* **Provided information**:
:::

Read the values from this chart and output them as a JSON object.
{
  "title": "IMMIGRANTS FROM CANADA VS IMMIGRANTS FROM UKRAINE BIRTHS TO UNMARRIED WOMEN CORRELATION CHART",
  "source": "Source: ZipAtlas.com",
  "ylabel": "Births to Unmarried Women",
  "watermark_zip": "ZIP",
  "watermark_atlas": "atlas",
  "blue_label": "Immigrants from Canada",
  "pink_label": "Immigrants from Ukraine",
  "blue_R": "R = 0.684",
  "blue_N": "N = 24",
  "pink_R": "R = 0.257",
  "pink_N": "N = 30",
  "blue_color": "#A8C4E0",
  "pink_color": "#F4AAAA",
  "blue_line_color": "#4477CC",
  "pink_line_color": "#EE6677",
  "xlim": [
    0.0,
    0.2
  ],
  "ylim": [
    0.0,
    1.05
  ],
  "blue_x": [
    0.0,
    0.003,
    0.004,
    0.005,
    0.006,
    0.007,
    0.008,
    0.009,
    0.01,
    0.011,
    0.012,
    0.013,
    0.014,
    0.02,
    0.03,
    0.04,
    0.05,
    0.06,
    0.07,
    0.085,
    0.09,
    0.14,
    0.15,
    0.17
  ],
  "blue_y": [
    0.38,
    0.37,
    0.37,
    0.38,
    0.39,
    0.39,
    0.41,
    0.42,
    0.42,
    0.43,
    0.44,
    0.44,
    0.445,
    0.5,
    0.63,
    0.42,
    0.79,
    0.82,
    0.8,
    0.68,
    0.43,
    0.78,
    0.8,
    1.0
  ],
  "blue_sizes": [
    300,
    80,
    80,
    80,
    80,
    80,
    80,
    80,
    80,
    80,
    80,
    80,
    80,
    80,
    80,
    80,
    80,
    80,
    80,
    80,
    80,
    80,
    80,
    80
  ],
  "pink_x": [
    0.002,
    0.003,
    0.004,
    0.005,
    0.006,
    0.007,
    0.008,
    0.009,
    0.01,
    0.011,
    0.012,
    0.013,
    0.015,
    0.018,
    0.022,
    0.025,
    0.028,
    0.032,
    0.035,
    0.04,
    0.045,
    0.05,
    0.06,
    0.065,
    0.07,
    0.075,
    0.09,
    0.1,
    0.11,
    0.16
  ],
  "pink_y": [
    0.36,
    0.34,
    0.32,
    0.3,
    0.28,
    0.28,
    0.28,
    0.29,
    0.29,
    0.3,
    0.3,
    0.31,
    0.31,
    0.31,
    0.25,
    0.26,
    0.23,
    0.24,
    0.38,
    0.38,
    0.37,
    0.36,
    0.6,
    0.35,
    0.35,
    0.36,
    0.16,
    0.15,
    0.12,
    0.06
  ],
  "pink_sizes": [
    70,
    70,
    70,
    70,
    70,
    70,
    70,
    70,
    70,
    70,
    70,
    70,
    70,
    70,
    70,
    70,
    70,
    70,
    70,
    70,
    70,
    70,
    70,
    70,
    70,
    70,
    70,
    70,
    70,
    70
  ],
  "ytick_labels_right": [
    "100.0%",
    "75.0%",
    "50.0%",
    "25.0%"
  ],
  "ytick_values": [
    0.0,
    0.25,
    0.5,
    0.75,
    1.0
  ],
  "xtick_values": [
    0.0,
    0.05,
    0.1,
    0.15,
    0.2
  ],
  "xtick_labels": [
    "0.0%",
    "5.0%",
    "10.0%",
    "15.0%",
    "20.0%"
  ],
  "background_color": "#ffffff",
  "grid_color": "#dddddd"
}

:::

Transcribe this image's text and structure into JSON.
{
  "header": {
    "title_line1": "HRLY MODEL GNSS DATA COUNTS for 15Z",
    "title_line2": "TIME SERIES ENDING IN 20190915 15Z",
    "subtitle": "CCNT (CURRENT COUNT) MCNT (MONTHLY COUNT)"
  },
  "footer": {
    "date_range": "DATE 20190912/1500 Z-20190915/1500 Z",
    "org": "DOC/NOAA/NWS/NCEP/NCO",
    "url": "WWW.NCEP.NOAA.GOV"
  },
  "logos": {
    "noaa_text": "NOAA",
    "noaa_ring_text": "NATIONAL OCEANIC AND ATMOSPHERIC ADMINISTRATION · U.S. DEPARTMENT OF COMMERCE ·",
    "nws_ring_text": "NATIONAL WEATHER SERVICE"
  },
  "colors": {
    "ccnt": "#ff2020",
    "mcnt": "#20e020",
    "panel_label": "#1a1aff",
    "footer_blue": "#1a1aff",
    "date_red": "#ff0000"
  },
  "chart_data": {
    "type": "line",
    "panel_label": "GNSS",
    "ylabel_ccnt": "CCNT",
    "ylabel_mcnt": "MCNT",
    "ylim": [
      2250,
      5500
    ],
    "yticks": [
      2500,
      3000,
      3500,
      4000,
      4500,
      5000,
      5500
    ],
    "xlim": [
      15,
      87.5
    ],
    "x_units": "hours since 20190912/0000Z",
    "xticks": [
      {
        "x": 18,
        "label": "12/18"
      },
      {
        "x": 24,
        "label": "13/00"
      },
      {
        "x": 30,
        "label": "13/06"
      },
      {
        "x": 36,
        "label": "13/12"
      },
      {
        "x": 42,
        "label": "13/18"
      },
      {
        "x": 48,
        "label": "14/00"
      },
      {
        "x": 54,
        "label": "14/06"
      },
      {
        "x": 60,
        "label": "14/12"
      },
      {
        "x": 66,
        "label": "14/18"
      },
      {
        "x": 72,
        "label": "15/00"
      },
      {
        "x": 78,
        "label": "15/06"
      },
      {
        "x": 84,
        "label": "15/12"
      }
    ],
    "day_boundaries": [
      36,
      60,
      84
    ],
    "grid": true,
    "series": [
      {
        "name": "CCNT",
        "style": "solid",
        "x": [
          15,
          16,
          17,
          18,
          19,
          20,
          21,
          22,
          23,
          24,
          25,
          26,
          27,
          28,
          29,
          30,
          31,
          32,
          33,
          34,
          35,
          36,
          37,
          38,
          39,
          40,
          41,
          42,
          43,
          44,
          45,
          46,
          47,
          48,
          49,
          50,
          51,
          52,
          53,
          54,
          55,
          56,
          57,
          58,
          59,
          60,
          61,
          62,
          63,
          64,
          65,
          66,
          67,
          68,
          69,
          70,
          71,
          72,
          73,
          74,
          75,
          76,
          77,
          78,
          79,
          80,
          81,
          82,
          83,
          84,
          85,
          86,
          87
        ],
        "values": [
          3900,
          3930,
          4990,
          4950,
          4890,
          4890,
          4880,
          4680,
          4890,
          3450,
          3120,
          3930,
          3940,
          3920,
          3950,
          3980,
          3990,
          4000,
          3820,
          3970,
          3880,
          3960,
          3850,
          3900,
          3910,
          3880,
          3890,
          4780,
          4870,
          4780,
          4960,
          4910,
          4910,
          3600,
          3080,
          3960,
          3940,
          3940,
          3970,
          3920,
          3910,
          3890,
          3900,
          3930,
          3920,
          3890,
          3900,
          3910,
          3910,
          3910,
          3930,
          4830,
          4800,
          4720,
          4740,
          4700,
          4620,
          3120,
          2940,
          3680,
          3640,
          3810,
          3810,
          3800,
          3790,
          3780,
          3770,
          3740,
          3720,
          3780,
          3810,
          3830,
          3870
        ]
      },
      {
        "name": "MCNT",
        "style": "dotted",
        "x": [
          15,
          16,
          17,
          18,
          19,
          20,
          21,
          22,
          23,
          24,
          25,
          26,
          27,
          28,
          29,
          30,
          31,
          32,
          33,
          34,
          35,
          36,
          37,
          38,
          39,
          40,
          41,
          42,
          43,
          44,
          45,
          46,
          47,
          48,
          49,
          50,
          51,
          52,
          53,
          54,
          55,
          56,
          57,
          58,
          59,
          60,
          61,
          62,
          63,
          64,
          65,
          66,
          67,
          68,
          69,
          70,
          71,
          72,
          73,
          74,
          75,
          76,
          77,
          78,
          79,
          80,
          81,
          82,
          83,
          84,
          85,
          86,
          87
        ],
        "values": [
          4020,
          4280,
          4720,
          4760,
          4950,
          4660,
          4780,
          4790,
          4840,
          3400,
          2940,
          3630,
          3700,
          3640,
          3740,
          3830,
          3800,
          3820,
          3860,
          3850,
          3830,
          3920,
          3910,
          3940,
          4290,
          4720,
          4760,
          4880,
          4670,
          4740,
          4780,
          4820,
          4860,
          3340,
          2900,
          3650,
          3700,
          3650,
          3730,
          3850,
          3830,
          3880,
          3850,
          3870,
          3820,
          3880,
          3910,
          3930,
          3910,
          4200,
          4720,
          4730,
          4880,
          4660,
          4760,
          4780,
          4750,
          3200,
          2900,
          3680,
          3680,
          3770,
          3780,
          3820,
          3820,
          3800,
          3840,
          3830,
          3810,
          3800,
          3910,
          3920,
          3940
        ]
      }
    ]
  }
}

:::

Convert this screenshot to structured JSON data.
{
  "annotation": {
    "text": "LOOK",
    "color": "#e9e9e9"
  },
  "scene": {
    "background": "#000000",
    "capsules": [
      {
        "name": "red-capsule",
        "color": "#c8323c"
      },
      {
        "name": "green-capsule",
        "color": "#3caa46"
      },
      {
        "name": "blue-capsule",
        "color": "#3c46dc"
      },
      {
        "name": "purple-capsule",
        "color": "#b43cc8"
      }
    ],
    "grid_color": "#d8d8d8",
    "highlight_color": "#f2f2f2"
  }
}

:::

* **Aim**: Track down every line holding the string "this" and copy it.

* **Full output**:
Read the values from this chart and output them as a JSON object.
Transcribe this image's text and structure into JSON.
Convert this screenshot to structured JSON data.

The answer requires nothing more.